▸ Entries
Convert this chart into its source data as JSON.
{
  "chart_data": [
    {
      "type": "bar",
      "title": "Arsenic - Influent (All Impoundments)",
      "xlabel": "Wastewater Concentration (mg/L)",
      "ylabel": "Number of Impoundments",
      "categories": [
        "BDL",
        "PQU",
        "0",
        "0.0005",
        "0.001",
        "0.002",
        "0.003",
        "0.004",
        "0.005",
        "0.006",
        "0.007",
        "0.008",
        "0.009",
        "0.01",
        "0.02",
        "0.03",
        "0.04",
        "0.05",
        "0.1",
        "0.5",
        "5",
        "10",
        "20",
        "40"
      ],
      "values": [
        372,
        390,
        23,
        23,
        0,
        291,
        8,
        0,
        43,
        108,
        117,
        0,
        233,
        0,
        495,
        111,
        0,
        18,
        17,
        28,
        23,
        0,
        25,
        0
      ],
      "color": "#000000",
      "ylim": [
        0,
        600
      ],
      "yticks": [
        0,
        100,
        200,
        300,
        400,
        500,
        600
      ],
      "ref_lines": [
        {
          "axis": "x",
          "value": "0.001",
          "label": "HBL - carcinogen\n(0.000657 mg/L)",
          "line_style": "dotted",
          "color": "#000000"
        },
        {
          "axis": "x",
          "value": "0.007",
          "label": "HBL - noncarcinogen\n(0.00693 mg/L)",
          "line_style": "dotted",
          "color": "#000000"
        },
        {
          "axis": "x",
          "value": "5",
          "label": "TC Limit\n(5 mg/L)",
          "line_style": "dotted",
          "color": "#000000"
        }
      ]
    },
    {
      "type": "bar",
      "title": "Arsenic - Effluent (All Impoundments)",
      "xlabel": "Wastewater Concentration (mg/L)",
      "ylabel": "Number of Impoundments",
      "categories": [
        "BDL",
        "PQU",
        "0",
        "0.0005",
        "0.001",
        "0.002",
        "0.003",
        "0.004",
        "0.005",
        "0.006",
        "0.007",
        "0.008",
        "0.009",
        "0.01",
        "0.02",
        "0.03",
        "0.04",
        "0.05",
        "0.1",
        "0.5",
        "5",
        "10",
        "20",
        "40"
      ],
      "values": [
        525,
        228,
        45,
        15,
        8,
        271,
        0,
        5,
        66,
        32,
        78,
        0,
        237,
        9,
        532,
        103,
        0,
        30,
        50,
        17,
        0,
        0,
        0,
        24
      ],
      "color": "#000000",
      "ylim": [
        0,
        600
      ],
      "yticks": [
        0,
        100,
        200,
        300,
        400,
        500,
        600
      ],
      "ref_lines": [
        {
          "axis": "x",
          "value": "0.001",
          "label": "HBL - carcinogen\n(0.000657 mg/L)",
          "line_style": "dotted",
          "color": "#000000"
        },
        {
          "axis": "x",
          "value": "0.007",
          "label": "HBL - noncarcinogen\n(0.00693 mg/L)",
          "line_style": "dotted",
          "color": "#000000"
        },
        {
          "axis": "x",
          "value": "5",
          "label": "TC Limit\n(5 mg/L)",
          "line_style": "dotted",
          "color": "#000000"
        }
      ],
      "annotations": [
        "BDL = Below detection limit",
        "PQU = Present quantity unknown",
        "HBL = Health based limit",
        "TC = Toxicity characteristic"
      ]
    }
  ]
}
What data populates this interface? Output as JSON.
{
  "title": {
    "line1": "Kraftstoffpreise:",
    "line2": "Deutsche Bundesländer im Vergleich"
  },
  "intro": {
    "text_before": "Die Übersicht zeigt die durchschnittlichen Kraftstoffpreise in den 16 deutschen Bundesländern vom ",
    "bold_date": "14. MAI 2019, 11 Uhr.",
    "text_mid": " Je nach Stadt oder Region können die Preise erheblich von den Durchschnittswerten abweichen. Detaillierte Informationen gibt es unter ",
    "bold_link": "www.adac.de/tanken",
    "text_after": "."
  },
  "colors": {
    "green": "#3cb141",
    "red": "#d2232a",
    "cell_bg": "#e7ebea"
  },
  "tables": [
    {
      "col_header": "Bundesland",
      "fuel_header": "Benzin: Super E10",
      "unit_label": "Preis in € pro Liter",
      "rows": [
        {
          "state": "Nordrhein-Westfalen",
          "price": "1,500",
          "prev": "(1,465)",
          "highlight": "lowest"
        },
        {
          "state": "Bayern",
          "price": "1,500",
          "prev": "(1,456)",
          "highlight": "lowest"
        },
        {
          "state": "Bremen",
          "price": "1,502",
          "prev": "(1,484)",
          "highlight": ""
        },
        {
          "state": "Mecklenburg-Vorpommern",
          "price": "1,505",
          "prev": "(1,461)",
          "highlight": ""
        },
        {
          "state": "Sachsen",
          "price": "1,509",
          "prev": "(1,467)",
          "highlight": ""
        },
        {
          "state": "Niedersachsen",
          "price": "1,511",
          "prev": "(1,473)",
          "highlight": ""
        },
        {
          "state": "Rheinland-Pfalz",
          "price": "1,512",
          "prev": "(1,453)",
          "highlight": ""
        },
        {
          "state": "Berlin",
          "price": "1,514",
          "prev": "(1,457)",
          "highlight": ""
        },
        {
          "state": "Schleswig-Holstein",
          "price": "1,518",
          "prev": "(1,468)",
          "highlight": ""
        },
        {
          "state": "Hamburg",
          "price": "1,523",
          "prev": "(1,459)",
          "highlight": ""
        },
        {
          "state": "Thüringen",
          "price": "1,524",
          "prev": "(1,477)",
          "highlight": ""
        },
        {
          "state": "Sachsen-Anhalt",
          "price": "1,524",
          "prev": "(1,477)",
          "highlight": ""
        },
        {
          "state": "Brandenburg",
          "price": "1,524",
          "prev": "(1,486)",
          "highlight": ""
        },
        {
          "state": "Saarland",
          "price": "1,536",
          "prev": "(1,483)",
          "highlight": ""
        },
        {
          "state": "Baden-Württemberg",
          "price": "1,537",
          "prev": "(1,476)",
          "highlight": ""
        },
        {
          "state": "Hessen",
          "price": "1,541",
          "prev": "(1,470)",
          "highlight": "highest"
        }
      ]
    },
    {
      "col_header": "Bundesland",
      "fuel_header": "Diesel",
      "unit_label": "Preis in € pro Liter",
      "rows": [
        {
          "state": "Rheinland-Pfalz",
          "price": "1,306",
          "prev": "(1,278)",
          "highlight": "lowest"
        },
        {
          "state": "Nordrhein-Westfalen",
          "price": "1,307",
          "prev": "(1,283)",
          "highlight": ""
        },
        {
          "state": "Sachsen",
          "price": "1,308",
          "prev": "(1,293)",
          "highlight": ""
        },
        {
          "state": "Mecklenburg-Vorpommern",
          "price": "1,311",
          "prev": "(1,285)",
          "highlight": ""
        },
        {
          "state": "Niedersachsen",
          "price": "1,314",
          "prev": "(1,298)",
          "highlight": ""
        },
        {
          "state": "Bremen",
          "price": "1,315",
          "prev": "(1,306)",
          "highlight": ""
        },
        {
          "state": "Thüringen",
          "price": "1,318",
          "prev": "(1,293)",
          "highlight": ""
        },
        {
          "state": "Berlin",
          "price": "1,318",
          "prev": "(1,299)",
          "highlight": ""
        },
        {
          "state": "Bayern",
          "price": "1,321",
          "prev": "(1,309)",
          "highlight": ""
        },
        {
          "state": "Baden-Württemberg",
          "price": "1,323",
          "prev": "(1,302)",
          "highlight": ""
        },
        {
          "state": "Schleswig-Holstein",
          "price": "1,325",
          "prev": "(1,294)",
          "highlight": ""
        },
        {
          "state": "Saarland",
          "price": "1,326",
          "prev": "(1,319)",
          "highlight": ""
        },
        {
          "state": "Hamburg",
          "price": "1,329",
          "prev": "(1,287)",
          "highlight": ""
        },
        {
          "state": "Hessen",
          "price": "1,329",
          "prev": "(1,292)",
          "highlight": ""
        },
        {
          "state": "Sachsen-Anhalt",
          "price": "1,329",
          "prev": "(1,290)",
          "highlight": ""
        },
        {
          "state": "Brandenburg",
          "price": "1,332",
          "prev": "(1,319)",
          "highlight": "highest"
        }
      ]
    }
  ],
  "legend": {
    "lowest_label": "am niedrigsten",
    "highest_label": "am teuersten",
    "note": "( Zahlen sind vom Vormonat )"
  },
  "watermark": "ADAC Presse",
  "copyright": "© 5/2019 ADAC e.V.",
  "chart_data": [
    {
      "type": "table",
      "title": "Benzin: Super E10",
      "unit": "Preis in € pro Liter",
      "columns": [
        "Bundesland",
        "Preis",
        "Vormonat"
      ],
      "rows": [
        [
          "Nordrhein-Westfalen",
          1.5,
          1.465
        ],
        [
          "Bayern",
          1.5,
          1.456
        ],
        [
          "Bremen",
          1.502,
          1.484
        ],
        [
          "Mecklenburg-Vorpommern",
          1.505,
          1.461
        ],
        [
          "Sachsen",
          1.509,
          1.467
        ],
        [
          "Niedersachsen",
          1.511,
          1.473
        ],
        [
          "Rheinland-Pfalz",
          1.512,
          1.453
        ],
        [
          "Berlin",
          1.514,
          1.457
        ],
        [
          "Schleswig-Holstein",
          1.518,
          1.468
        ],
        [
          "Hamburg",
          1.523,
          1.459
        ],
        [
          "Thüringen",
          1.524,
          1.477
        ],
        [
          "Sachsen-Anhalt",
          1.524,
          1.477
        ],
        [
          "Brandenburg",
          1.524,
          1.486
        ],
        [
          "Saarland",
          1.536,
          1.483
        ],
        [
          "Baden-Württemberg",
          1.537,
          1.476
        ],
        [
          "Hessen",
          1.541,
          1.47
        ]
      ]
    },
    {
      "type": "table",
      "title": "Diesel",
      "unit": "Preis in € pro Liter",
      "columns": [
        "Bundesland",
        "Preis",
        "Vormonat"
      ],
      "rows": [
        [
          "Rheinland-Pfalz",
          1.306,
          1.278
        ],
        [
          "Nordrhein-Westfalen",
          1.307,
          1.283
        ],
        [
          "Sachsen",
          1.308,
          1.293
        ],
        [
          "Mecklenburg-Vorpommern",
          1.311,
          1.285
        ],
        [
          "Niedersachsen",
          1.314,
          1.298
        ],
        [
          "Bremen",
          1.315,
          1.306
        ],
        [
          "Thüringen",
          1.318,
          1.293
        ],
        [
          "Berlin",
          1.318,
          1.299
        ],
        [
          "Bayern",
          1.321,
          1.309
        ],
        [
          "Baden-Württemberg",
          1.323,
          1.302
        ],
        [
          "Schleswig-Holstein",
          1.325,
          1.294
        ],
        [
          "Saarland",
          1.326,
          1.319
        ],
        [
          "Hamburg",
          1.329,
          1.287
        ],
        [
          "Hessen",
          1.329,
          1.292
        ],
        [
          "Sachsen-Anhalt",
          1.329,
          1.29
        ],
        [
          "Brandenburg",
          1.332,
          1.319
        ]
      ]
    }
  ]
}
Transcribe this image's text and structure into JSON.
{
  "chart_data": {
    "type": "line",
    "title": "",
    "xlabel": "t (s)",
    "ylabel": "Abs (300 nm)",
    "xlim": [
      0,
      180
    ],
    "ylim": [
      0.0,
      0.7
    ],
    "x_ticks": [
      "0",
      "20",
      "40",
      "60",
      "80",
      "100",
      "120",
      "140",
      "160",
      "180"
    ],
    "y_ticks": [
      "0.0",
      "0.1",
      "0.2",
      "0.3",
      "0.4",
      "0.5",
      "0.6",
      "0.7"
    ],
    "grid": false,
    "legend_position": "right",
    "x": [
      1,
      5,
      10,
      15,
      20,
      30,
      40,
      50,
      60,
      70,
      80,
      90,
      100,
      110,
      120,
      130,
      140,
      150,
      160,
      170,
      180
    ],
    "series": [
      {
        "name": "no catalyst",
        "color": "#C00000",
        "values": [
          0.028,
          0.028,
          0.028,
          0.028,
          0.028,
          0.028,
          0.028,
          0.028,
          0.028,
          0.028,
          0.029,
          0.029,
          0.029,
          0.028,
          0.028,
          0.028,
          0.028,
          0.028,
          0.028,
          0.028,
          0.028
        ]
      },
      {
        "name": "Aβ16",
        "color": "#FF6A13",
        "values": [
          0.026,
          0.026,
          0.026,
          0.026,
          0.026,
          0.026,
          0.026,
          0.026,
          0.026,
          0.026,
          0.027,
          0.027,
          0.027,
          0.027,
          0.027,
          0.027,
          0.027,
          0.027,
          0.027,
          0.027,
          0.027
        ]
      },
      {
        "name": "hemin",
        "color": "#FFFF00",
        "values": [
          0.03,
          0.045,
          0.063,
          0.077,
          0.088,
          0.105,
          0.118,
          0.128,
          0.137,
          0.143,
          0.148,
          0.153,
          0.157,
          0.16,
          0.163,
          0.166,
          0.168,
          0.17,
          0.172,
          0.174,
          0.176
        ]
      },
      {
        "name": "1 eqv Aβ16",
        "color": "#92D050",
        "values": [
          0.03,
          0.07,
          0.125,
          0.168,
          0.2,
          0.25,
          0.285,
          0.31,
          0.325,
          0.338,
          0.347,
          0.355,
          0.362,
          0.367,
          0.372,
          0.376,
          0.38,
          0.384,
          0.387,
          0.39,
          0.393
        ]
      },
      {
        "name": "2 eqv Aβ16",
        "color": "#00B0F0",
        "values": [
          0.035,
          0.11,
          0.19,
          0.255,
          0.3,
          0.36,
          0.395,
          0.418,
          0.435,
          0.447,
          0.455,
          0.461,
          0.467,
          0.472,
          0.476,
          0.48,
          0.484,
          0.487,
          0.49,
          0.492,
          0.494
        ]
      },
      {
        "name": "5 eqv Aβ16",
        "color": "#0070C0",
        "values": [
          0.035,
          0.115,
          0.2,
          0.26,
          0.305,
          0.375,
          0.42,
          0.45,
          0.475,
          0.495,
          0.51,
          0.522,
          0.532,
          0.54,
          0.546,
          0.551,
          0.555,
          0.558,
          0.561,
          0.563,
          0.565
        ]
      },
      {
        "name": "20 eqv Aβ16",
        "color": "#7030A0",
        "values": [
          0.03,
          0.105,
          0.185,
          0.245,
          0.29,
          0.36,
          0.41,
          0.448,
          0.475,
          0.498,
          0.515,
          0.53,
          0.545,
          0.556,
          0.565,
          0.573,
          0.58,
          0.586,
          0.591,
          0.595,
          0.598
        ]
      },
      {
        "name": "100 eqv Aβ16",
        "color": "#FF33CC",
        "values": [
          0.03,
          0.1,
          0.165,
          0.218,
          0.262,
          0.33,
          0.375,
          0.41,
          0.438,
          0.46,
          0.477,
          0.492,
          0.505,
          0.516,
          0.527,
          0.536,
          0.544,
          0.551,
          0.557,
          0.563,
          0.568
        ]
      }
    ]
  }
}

▸ What this task involves
Locate all lines in the listing above with the word "Super" and copy them.

▸ Task answer
      "fuel_header": "Benzin: Super E10",
      "title": "Benzin: Super E10",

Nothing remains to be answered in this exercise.